Report every line below that holds the word "天链一号".

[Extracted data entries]
— begin —

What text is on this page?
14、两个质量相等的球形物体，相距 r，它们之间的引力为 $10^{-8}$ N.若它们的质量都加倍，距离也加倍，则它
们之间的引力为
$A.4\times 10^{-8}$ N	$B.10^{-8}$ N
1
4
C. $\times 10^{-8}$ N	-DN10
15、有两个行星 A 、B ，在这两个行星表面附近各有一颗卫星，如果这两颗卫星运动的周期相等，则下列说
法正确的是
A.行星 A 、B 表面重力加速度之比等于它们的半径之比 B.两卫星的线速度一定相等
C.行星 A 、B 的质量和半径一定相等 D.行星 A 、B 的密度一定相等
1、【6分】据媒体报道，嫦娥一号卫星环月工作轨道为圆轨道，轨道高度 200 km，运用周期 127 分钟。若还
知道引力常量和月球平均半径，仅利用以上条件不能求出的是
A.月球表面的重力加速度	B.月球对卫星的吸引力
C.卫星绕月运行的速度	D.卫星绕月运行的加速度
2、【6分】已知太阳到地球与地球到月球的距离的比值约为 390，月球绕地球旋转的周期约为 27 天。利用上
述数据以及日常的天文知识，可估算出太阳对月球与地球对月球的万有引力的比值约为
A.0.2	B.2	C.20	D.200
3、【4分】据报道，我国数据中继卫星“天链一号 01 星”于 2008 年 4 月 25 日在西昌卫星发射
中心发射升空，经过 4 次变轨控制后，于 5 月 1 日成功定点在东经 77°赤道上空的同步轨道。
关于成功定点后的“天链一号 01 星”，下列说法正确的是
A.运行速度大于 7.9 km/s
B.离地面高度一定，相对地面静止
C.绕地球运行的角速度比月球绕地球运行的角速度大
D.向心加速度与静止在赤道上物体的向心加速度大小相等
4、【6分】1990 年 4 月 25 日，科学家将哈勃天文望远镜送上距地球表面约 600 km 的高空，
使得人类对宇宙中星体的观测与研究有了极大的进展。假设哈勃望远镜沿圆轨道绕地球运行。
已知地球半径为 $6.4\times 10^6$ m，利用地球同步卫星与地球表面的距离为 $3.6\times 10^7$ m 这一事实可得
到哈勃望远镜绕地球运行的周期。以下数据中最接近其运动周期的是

— end —

[Exercise answer]:
3、【4分】据报道，我国数据中继卫星“天链一号 01 星”于 2008 年 4 月 25 日在西昌卫星发射
关于成功定点后的“天链一号 01 星”，下列说法正确的是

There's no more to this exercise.